What is expected
Copy all lines that contain the word "смартфон".

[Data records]
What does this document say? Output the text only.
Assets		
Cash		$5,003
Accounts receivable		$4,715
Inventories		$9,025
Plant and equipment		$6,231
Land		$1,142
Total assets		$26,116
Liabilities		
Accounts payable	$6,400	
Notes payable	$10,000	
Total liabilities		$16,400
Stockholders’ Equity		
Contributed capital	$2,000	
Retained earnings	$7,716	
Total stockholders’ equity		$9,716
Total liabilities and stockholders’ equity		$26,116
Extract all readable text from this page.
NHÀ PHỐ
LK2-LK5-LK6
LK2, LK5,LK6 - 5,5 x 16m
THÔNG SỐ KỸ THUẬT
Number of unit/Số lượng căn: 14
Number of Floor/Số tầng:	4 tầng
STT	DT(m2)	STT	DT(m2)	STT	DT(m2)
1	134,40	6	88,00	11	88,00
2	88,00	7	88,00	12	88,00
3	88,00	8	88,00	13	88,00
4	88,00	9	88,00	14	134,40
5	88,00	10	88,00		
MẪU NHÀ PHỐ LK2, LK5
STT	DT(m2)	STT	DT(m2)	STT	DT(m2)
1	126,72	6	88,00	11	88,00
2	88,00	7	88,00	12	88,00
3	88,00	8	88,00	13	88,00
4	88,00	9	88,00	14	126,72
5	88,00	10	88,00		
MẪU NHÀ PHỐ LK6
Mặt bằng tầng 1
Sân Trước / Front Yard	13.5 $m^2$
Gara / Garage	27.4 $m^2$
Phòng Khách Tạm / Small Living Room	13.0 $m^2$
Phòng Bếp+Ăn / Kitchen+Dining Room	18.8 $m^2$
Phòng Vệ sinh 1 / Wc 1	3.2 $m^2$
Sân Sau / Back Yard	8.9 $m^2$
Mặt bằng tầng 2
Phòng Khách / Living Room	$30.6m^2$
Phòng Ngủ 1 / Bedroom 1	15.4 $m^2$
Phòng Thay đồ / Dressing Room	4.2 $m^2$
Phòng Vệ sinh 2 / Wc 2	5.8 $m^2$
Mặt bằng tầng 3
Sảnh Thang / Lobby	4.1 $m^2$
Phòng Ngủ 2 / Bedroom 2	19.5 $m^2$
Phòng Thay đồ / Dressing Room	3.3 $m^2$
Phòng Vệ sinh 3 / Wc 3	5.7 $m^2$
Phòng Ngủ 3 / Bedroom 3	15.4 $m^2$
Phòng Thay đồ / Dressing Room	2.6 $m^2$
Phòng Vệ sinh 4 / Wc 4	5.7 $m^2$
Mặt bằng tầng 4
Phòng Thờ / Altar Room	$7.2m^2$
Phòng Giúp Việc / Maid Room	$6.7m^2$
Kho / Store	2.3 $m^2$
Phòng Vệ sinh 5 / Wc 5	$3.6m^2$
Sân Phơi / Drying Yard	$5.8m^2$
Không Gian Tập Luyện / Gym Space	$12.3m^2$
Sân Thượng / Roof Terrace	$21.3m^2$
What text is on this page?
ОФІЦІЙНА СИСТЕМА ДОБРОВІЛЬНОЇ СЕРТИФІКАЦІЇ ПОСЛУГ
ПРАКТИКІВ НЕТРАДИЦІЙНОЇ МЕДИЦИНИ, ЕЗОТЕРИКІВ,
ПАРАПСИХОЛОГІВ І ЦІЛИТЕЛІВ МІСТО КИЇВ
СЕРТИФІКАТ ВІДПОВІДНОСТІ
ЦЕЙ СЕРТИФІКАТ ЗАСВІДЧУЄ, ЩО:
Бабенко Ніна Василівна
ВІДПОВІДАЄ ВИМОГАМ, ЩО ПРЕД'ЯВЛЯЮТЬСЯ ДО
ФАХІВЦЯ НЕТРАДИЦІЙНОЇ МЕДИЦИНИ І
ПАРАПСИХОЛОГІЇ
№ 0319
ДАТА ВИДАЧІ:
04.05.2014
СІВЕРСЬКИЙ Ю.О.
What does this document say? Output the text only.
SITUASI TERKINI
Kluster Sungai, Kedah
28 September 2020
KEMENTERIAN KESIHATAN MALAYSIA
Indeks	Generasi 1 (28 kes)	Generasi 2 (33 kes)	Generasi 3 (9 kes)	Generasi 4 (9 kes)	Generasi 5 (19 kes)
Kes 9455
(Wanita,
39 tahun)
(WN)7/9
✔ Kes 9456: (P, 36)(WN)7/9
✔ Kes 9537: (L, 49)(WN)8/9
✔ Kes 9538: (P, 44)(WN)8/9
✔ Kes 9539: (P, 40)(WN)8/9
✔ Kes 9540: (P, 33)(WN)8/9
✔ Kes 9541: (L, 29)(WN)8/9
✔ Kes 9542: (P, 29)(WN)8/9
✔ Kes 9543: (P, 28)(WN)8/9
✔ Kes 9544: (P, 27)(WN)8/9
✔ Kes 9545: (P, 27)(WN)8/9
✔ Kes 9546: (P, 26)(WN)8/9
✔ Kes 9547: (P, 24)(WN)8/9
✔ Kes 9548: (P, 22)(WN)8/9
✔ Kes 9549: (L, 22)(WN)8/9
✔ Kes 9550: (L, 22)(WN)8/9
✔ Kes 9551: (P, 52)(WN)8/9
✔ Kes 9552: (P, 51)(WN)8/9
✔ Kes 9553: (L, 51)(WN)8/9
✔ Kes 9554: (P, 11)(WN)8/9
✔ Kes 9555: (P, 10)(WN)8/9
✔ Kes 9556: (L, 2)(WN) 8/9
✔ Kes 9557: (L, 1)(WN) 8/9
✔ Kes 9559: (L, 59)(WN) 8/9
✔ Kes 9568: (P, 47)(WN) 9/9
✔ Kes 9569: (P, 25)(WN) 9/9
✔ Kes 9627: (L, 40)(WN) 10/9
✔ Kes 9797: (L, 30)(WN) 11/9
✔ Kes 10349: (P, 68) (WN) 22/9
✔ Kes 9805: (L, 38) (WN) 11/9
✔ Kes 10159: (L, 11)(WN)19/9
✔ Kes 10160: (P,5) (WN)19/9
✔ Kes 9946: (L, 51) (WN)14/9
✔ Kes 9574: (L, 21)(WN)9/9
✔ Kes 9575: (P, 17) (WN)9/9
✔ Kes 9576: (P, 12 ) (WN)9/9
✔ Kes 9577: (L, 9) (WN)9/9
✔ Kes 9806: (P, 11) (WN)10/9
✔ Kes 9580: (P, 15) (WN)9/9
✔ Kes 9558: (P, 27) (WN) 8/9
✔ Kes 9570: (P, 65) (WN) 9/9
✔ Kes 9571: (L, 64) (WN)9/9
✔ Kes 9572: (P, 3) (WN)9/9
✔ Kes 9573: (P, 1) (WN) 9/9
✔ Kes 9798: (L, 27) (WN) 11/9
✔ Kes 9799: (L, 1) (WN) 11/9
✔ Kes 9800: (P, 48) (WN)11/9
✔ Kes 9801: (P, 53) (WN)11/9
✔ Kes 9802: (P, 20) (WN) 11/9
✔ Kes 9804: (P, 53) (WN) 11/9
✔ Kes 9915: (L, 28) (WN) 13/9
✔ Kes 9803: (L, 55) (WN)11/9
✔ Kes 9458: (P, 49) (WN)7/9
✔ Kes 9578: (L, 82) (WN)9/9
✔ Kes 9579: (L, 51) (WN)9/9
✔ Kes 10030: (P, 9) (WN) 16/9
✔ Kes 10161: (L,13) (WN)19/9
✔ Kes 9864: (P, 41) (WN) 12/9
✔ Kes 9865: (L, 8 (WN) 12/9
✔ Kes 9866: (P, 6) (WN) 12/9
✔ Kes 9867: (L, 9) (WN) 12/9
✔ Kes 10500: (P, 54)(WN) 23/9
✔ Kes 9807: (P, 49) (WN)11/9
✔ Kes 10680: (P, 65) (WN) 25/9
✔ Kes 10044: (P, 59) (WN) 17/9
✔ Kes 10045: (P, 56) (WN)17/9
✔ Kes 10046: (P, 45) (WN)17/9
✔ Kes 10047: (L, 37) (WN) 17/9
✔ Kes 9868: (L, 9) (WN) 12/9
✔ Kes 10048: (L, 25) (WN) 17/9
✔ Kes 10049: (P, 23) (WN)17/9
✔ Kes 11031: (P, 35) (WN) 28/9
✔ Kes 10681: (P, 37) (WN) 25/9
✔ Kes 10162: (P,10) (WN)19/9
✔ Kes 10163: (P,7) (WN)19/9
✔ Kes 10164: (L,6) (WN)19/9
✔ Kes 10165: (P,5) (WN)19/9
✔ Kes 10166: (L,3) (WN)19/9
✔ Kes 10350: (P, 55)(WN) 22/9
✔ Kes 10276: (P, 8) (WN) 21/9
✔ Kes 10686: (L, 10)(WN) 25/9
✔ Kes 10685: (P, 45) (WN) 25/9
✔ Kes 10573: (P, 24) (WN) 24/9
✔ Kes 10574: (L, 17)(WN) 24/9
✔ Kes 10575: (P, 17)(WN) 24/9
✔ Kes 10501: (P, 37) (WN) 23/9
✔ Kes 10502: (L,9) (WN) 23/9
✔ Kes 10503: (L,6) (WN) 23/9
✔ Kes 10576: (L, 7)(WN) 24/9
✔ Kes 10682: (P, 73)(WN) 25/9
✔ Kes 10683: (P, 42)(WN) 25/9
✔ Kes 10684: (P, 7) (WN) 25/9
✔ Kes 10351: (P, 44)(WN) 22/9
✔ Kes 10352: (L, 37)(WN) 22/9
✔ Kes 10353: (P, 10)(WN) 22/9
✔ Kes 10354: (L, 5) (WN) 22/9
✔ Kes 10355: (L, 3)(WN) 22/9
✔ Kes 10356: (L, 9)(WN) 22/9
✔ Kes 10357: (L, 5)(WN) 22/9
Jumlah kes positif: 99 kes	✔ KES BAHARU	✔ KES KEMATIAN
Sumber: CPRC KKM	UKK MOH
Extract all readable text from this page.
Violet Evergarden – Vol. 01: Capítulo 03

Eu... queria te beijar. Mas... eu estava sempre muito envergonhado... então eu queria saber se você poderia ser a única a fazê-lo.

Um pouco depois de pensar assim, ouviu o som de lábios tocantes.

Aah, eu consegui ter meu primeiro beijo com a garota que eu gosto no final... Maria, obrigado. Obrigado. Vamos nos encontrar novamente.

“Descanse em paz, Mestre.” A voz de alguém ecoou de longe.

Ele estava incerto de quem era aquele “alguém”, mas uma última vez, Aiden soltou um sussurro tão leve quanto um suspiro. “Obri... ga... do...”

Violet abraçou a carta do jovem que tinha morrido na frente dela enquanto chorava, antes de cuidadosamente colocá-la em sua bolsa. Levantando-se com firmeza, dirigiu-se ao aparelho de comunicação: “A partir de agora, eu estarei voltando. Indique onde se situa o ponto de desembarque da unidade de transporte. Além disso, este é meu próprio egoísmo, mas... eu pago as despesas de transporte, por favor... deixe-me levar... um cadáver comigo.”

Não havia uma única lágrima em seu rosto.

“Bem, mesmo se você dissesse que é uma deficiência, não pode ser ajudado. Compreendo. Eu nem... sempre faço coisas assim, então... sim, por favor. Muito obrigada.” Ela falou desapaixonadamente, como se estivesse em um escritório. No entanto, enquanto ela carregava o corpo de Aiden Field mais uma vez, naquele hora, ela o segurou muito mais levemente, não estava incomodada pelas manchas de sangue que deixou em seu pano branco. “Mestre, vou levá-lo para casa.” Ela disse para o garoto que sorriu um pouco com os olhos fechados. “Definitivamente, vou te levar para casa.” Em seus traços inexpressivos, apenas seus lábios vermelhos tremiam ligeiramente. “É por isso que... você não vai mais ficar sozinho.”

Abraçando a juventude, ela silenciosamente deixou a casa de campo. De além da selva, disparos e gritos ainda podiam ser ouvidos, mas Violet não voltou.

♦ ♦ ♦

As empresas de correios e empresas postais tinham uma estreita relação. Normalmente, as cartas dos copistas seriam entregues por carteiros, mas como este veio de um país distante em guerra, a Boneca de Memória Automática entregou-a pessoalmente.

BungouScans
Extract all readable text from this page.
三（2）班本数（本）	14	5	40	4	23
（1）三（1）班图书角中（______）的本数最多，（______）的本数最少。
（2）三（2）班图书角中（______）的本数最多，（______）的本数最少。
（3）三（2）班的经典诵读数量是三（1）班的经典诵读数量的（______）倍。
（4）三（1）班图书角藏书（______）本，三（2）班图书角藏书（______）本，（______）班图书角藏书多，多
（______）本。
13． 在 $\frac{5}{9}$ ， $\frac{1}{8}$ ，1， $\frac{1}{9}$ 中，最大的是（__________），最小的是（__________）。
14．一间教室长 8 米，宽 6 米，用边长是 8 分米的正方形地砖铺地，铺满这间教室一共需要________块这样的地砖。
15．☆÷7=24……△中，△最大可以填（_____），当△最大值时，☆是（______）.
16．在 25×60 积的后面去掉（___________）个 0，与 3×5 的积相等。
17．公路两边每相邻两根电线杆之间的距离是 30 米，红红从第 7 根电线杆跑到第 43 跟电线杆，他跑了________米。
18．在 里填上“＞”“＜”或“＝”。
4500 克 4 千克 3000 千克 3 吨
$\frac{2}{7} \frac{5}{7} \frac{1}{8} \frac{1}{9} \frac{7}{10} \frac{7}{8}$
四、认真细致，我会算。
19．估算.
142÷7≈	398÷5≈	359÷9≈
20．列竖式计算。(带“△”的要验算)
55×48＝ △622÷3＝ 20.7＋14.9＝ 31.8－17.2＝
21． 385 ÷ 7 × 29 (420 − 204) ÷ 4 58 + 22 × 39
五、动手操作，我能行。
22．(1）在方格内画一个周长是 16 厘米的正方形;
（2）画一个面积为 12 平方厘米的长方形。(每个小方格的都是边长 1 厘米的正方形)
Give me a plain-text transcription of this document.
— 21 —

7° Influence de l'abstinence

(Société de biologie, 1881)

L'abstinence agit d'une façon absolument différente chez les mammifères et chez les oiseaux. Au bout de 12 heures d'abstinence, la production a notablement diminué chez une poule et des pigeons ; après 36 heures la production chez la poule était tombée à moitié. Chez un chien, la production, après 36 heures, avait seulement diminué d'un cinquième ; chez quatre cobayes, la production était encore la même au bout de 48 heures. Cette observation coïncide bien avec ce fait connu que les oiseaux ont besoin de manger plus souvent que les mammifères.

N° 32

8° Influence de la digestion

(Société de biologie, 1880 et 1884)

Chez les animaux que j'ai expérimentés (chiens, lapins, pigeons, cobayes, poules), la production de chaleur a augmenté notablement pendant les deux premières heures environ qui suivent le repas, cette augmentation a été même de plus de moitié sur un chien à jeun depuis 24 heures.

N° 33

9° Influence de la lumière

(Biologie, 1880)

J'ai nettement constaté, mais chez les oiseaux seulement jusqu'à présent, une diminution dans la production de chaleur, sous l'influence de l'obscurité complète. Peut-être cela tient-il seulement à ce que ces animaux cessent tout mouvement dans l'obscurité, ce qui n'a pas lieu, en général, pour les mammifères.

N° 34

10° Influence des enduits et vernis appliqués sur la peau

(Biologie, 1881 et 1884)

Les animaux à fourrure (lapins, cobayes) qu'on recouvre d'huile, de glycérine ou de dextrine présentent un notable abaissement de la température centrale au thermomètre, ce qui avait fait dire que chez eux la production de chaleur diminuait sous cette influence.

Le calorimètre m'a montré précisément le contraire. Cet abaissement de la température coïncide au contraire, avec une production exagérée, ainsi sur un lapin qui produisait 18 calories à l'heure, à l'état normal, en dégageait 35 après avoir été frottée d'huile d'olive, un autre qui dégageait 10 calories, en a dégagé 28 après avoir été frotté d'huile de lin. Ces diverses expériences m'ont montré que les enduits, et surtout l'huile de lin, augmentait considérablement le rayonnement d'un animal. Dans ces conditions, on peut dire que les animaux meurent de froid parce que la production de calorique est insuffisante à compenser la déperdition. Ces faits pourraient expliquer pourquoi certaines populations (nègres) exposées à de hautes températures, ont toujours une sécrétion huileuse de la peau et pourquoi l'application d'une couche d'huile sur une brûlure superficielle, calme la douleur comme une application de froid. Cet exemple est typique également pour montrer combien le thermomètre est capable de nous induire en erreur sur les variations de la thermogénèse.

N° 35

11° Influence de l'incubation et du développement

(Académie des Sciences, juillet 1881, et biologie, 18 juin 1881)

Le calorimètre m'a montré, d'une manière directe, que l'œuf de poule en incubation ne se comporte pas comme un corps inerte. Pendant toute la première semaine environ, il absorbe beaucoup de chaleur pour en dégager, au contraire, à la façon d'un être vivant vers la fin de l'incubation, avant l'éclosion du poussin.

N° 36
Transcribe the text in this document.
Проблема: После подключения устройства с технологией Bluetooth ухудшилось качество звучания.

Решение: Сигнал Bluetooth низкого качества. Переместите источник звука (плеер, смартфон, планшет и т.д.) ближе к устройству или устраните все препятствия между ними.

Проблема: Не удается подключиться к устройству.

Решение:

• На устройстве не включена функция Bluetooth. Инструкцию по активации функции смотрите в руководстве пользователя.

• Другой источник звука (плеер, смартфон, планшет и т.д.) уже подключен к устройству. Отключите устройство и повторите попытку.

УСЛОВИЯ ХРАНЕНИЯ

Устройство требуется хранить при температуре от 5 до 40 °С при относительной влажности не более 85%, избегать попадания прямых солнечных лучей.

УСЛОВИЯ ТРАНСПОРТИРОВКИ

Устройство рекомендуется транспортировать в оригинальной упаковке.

Worked solution
Решение: Сигнал Bluetooth низкого качества. Переместите источник звука (плеер, смартфон, планшет и т.д.) ближе к устройству или устраните все препятствия между ними.
• Другой источник звука (плеер, смартфон, планшет и т.д.) уже подключен к устройству. Отключите устройство и повторите попытку.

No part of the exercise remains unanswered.